### Exercise task
Write out all of the entries exactly, please.

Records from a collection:
::::::::::

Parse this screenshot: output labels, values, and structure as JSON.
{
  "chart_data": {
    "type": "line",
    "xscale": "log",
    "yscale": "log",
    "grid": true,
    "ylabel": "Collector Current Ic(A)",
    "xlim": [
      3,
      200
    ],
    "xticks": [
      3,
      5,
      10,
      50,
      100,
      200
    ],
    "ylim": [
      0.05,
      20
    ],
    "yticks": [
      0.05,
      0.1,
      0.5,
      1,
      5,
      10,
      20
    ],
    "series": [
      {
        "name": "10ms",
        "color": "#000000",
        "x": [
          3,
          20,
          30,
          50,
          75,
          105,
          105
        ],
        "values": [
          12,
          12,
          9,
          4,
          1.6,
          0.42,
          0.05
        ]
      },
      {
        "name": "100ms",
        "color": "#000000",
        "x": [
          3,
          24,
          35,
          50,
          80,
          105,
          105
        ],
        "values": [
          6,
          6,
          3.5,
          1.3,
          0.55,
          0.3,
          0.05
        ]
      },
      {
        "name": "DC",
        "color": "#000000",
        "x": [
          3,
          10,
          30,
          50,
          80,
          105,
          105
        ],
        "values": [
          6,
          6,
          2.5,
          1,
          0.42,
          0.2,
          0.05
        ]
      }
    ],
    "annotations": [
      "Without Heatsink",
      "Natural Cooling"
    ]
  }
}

::::::::::

### Result of the task
Parse this screenshot: output labels, values, and structure as JSON.
{
  "chart_data": {
    "type": "line",
    "xscale": "log",
    "yscale": "log",
    "grid": true,
    "ylabel": "Collector Current Ic(A)",
    "xlim": [
      3,
      200
    ],
    "xticks": [
      3,
      5,
      10,
      50,
      100,
      200
    ],
    "ylim": [
      0.05,
      20
    ],
    "yticks": [
      0.05,
      0.1,
      0.5,
      1,
      5,
      10,
      20
    ],
    "series": [
      {
        "name": "10ms",
        "color": "#000000",
        "x": [
          3,
          20,
          30,
          50,
          75,
          105,
          105
        ],
        "values": [
          12,
          12,
          9,
          4,
          1.6,
          0.42,
          0.05
        ]
      },
      {
        "name": "100ms",
        "color": "#000000",
        "x": [
          3,
          24,
          35,
          50,
          80,
          105,
          105
        ],
        "values": [
          6,
          6,
          3.5,
          1.3,
          0.55,
          0.3,
          0.05
        ]
      },
      {
        "name": "DC",
        "color": "#000000",
        "x": [
          3,
          10,
          30,
          50,
          80,
          105,
          105
        ],
        "values": [
          6,
          6,
          2.5,
          1,
          0.42,
          0.2,
          0.05
        ]
      }
    ],
    "annotations": [
      "Without Heatsink",
      "Natural Cooling"
    ]
  }
}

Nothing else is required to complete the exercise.